AIM |
Look through the material below and count the lines with the string "ylabel". Report only the count.
--------
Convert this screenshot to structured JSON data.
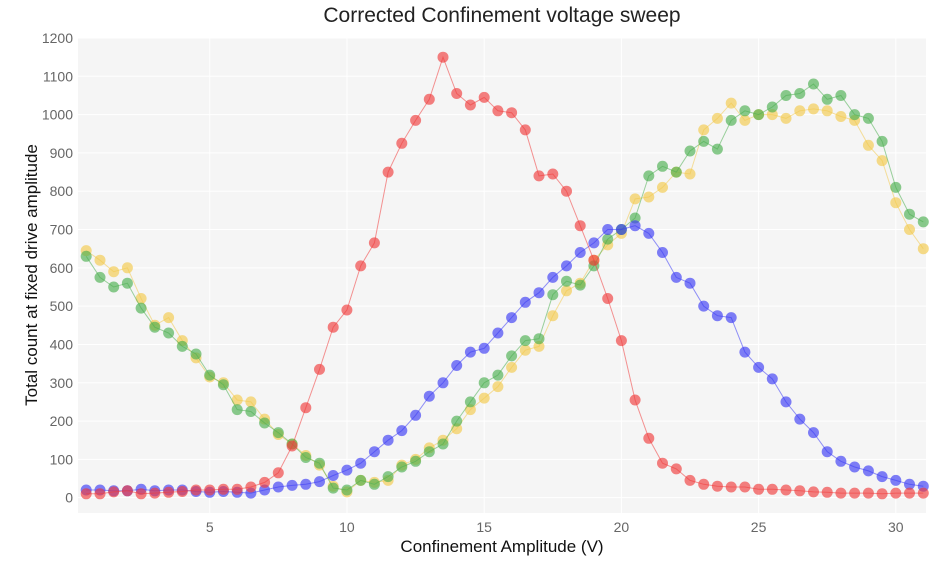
{
  "chart_data": {
    "type": "scatter",
    "title": "Corrected Confinement voltage sweep",
    "xlabel": "Confinement Amplitude (V)",
    "ylabel": "Total count at fixed drive amplitude",
    "xlim": [
      0.2,
      31.1
    ],
    "ylim": [
      -40,
      1200
    ],
    "xticks": [
      5,
      10,
      15,
      20,
      25,
      30
    ],
    "yticks": [
      0,
      100,
      200,
      300,
      400,
      500,
      600,
      700,
      800,
      900,
      1000,
      1100,
      1200
    ],
    "grid": true,
    "legend": "none",
    "series": [
      {
        "color": "#f2c94c",
        "x": [
          0.5,
          1,
          1.5,
          2,
          2.5,
          3,
          3.5,
          4,
          4.5,
          5,
          5.5,
          6,
          6.5,
          7,
          7.5,
          8,
          8.5,
          9,
          9.5,
          10,
          10.5,
          11,
          11.5,
          12,
          12.5,
          13,
          13.5,
          14,
          14.5,
          15,
          15.5,
          16,
          16.5,
          17,
          17.5,
          18,
          18.5,
          19,
          19.5,
          20,
          20.5,
          21,
          21.5,
          22,
          22.5,
          23,
          23.5,
          24,
          24.5,
          25,
          25.5,
          26,
          26.5,
          27,
          27.5,
          28,
          28.5,
          29,
          29.5,
          30,
          30.5,
          31
        ],
        "y": [
          645,
          620,
          590,
          600,
          520,
          450,
          470,
          410,
          365,
          315,
          300,
          255,
          250,
          205,
          165,
          140,
          110,
          85,
          30,
          15,
          45,
          40,
          45,
          85,
          100,
          130,
          150,
          180,
          230,
          260,
          290,
          340,
          385,
          395,
          475,
          540,
          560,
          620,
          660,
          690,
          780,
          785,
          810,
          850,
          845,
          960,
          990,
          1030,
          985,
          1000,
          1000,
          990,
          1010,
          1015,
          1010,
          995,
          985,
          920,
          880,
          770,
          700,
          650
        ]
      },
      {
        "color": "#4caf50",
        "x": [
          0.5,
          1,
          1.5,
          2,
          2.5,
          3,
          3.5,
          4,
          4.5,
          5,
          5.5,
          6,
          6.5,
          7,
          7.5,
          8,
          8.5,
          9,
          9.5,
          10,
          10.5,
          11,
          11.5,
          12,
          12.5,
          13,
          13.5,
          14,
          14.5,
          15,
          15.5,
          16,
          16.5,
          17,
          17.5,
          18,
          18.5,
          19,
          19.5,
          20,
          20.5,
          21,
          21.5,
          22,
          22.5,
          23,
          23.5,
          24,
          24.5,
          25,
          25.5,
          26,
          26.5,
          27,
          27.5,
          28,
          28.5,
          29,
          29.5,
          30,
          30.5,
          31
        ],
        "y": [
          630,
          575,
          550,
          560,
          495,
          445,
          430,
          395,
          375,
          320,
          295,
          230,
          225,
          195,
          170,
          140,
          105,
          90,
          25,
          20,
          45,
          35,
          55,
          80,
          95,
          120,
          140,
          200,
          250,
          300,
          320,
          370,
          410,
          415,
          530,
          565,
          555,
          605,
          675,
          700,
          730,
          840,
          865,
          850,
          905,
          930,
          910,
          985,
          1010,
          1000,
          1020,
          1050,
          1055,
          1080,
          1040,
          1050,
          1000,
          990,
          930,
          810,
          740,
          720
        ]
      },
      {
        "color": "#3a3af5",
        "x": [
          0.5,
          1,
          1.5,
          2,
          2.5,
          3,
          3.5,
          4,
          4.5,
          5,
          5.5,
          6,
          6.5,
          7,
          7.5,
          8,
          8.5,
          9,
          9.5,
          10,
          10.5,
          11,
          11.5,
          12,
          12.5,
          13,
          13.5,
          14,
          14.5,
          15,
          15.5,
          16,
          16.5,
          17,
          17.5,
          18,
          18.5,
          19,
          19.5,
          20,
          20.5,
          21,
          21.5,
          22,
          22.5,
          23,
          23.5,
          24,
          24.5,
          25,
          25.5,
          26,
          26.5,
          27,
          27.5,
          28,
          28.5,
          29,
          29.5,
          30,
          30.5,
          31
        ],
        "y": [
          20,
          20,
          18,
          18,
          22,
          18,
          20,
          20,
          16,
          14,
          16,
          14,
          12,
          20,
          28,
          32,
          35,
          42,
          58,
          72,
          90,
          120,
          150,
          175,
          215,
          265,
          300,
          345,
          380,
          390,
          430,
          470,
          510,
          535,
          575,
          605,
          640,
          665,
          700,
          700,
          710,
          690,
          640,
          575,
          560,
          500,
          475,
          470,
          380,
          340,
          310,
          250,
          205,
          170,
          120,
          95,
          80,
          70,
          55,
          45,
          35,
          30
        ]
      },
      {
        "color": "#f03c3c",
        "x": [
          0.5,
          1,
          1.5,
          2,
          2.5,
          3,
          3.5,
          4,
          4.5,
          5,
          5.5,
          6,
          6.5,
          7,
          7.5,
          8,
          8.5,
          9,
          9.5,
          10,
          10.5,
          11,
          11.5,
          12,
          12.5,
          13,
          13.5,
          14,
          14.5,
          15,
          15.5,
          16,
          16.5,
          17,
          17.5,
          18,
          18.5,
          19,
          19.5,
          20,
          20.5,
          21,
          21.5,
          22,
          22.5,
          23,
          23.5,
          24,
          24.5,
          25,
          25.5,
          26,
          26.5,
          27,
          27.5,
          28,
          28.5,
          29,
          29.5,
          30,
          30.5,
          31
        ],
        "y": [
          10,
          10,
          15,
          18,
          10,
          12,
          14,
          16,
          20,
          20,
          22,
          22,
          28,
          40,
          65,
          135,
          235,
          335,
          445,
          490,
          605,
          665,
          850,
          925,
          985,
          1040,
          1150,
          1055,
          1025,
          1045,
          1010,
          1005,
          960,
          840,
          845,
          800,
          710,
          620,
          520,
          410,
          255,
          155,
          90,
          75,
          45,
          35,
          30,
          28,
          28,
          22,
          22,
          20,
          18,
          15,
          14,
          12,
          12,
          12,
          10,
          12,
          12,
          12
        ]
      }
    ]
  }
}
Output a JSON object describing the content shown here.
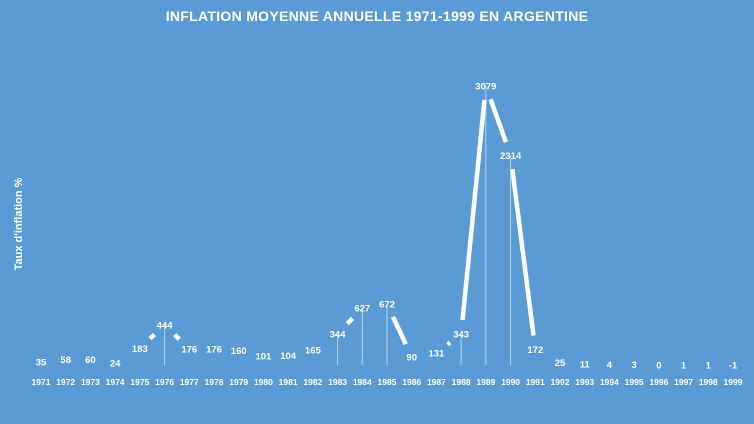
{
  "chart_data": {
    "type": "line",
    "title": "INFLATION MOYENNE ANNUELLE 1971-1999 EN ARGENTINE",
    "ylabel": "Taux d'inflation %",
    "xlabel": "",
    "categories": [
      "1971",
      "1972",
      "1973",
      "1974",
      "1975",
      "1976",
      "1977",
      "1978",
      "1979",
      "1980",
      "1981",
      "1982",
      "1983",
      "1984",
      "1985",
      "1986",
      "1987",
      "1988",
      "1989",
      "1990",
      "1991",
      "1992",
      "1993",
      "1994",
      "1995",
      "1996",
      "1997",
      "1998",
      "1999"
    ],
    "series": [
      {
        "values": [
          35,
          58,
          60,
          24,
          183,
          444,
          176,
          176,
          160,
          101,
          104,
          165,
          344,
          627,
          672,
          90,
          131,
          343,
          3079,
          2314,
          172,
          25,
          11,
          4,
          3,
          0,
          1,
          1,
          -1
        ]
      }
    ],
    "ylim": [
      0,
      3079
    ],
    "grid": false,
    "legend": "none",
    "colors": {
      "background": "#5b9bd5",
      "line": "#ffffff",
      "text": "#ffffff"
    }
  }
}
--------
FINISHED ANSWER |
2